▶ Given instruction: Examine the entries and show every line in which the word "content" is found.

▶ Data extract:
====================

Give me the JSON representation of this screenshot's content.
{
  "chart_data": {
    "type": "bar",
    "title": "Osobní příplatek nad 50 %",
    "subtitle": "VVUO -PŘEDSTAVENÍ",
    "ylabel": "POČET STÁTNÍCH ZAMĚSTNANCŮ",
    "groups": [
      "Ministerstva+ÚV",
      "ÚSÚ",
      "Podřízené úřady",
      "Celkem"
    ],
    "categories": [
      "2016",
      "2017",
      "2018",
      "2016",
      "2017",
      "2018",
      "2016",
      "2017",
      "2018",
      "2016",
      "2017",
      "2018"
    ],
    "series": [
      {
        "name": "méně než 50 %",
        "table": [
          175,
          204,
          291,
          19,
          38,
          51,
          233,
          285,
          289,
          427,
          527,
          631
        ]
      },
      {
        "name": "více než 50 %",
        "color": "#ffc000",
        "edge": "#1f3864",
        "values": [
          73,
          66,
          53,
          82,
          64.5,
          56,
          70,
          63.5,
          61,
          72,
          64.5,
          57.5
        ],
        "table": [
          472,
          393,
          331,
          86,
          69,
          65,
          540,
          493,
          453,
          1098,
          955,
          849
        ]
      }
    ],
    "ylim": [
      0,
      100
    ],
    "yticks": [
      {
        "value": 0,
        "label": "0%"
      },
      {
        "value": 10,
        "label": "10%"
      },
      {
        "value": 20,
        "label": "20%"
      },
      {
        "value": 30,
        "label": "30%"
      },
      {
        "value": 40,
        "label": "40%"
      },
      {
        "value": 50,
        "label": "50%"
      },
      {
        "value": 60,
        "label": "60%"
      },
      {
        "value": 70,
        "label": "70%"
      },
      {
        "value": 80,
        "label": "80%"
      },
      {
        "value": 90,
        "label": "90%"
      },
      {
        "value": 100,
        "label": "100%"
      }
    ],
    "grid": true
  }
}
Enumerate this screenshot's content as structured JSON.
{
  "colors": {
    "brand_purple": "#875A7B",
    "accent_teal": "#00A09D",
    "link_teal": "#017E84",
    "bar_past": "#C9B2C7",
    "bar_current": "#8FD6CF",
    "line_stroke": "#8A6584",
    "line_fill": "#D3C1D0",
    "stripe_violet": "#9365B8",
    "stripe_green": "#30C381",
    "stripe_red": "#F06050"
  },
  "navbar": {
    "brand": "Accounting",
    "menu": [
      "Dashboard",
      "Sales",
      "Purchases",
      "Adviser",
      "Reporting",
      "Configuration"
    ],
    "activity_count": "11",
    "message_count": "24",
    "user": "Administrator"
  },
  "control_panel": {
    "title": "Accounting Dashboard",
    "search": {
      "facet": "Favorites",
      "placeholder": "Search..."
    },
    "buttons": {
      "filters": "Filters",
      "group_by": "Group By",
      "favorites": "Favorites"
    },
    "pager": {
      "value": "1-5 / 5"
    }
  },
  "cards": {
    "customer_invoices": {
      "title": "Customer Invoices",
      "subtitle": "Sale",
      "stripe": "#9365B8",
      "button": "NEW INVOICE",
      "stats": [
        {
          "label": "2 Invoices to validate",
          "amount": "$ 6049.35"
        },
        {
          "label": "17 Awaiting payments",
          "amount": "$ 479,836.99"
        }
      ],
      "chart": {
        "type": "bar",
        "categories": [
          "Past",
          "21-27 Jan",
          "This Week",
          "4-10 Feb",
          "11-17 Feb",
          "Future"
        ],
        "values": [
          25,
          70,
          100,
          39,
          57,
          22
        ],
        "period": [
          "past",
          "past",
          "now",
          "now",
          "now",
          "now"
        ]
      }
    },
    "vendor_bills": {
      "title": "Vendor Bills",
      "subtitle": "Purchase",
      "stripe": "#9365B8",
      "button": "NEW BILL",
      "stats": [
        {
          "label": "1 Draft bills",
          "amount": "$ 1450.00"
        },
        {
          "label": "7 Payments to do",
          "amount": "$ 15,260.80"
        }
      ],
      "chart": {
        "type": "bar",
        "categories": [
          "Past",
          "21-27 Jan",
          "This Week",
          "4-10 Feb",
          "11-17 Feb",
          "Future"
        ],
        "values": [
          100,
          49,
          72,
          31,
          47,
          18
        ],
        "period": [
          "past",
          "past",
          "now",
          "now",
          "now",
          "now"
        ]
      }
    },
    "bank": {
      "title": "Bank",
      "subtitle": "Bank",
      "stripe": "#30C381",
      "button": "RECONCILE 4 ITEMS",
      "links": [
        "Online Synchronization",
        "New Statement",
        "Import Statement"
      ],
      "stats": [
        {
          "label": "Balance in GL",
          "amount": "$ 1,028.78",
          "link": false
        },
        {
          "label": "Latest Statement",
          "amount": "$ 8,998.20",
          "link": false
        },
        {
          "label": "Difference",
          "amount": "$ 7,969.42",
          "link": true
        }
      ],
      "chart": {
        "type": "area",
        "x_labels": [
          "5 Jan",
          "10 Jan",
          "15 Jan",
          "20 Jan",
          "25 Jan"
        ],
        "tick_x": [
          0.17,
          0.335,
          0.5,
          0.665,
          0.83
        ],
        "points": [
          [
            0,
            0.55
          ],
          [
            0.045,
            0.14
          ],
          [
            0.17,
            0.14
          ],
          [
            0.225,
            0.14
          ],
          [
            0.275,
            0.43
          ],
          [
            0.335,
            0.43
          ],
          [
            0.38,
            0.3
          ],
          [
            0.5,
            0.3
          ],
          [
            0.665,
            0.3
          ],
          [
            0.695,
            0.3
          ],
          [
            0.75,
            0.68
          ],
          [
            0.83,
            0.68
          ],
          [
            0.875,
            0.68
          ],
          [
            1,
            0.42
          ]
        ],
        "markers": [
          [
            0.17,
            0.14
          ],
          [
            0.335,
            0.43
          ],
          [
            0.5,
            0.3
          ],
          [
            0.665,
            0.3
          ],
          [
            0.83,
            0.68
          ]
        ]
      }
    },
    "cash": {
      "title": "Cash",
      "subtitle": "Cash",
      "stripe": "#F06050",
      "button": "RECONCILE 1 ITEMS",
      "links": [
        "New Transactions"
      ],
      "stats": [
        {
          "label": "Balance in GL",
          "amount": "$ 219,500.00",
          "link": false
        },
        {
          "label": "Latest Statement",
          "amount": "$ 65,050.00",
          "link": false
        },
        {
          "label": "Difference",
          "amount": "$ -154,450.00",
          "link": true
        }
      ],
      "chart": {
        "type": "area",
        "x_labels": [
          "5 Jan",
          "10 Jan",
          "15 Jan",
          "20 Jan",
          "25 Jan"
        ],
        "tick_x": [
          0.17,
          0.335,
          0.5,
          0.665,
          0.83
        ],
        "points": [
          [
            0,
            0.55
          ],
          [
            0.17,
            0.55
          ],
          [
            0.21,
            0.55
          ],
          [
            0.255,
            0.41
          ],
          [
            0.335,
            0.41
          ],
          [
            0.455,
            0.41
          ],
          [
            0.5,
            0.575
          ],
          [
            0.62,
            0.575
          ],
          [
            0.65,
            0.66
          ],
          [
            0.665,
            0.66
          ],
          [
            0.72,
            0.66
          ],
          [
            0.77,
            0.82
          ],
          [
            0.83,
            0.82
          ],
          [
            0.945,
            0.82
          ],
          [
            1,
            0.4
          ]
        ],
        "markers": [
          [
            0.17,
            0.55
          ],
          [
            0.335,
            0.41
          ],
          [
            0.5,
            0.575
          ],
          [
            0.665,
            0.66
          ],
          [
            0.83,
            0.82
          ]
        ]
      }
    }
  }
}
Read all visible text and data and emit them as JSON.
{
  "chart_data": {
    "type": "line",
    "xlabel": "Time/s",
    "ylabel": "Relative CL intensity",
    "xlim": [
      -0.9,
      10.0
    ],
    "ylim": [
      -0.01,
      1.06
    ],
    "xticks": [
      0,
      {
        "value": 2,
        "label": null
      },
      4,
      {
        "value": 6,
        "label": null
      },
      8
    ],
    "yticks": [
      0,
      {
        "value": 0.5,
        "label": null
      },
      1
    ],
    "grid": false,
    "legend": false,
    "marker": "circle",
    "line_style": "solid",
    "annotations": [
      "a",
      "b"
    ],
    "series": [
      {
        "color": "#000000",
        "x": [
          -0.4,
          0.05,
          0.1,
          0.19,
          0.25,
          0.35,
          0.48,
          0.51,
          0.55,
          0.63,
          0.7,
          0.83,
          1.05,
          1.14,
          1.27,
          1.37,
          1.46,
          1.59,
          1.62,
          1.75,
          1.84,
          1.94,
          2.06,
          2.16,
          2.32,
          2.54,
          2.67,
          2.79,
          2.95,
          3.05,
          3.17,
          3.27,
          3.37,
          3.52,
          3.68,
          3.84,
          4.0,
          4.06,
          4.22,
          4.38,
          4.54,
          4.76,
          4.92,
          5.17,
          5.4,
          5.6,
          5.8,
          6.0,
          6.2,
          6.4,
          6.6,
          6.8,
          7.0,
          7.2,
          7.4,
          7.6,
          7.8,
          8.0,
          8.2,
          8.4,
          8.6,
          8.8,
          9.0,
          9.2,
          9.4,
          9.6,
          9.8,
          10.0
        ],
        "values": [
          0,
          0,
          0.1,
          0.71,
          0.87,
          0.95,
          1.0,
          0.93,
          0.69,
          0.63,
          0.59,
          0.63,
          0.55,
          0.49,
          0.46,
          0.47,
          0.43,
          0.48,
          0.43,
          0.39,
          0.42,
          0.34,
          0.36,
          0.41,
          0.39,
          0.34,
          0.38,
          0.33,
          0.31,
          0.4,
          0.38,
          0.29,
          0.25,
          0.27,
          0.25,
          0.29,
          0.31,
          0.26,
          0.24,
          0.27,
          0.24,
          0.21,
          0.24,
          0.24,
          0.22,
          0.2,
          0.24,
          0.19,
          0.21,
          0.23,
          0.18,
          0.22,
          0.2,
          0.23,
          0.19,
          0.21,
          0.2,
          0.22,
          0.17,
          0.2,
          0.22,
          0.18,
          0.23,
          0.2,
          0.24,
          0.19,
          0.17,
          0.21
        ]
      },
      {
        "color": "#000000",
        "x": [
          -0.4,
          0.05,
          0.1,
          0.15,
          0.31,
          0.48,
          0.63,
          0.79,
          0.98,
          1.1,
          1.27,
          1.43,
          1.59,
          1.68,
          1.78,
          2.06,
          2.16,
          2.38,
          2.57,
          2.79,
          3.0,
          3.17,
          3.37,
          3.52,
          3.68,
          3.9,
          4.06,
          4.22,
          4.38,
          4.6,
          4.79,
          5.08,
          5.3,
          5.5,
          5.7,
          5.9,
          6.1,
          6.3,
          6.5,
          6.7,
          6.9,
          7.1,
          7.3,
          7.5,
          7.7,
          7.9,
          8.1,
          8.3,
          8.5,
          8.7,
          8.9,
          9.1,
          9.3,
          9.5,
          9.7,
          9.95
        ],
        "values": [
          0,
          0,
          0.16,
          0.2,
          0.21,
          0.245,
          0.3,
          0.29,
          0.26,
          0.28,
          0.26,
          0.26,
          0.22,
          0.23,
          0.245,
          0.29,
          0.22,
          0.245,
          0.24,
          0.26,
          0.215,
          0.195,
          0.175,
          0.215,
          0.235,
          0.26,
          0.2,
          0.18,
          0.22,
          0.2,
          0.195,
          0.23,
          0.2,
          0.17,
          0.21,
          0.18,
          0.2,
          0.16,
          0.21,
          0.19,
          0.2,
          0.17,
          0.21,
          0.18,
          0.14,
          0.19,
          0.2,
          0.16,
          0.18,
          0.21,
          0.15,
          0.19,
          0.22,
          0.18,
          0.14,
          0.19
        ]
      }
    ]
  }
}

====================

▶ Correct answer:
Give me the JSON representation of this screenshot's content.
Enumerate this screenshot's content as structured JSON.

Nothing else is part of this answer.